Given instruction >> Where the word "PROJECT" occurs in a line, return that line.

Record extracts >>
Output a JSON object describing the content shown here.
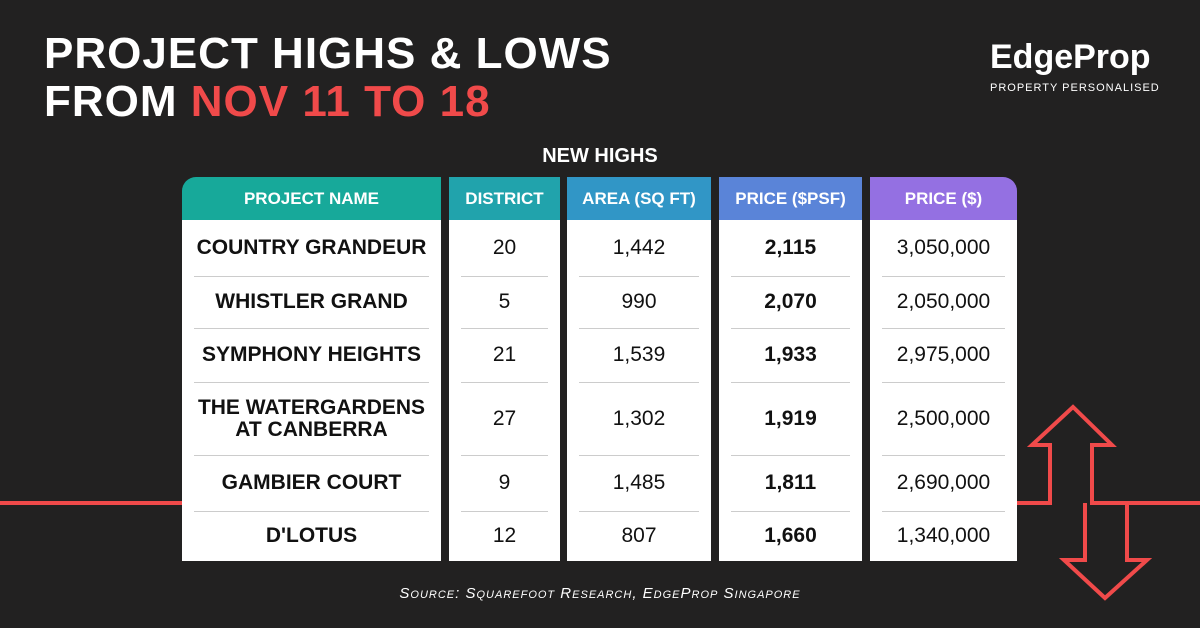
{
  "header": {
    "title_line1": "PROJECT HIGHS & LOWS",
    "title_line2_prefix": "FROM",
    "title_line2_highlight": "NOV 11 TO 18"
  },
  "logo": {
    "name": "EdgeProp",
    "tagline": "PROPERTY PERSONALISED"
  },
  "table": {
    "title": "NEW HIGHS",
    "columns": [
      "PROJECT NAME",
      "DISTRICT",
      "AREA (SQ FT)",
      "PRICE ($PSF)",
      "PRICE ($)"
    ],
    "rows": [
      [
        "COUNTRY GRANDEUR",
        "20",
        "1,442",
        "2,115",
        "3,050,000"
      ],
      [
        "WHISTLER GRAND",
        "5",
        "990",
        "2,070",
        "2,050,000"
      ],
      [
        "SYMPHONY HEIGHTS",
        "21",
        "1,539",
        "1,933",
        "2,975,000"
      ],
      [
        "THE WATERGARDENS AT CANBERRA",
        "27",
        "1,302",
        "1,919",
        "2,500,000"
      ],
      [
        "GAMBIER COURT",
        "9",
        "1,485",
        "1,811",
        "2,690,000"
      ],
      [
        "D'LOTUS",
        "12",
        "807",
        "1,660",
        "1,340,000"
      ]
    ]
  },
  "source": "Source: Squarefoot Research, EdgeProp Singapore"
}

Task answer >>
    "title_line1": "PROJECT HIGHS & LOWS",
      "PROJECT NAME",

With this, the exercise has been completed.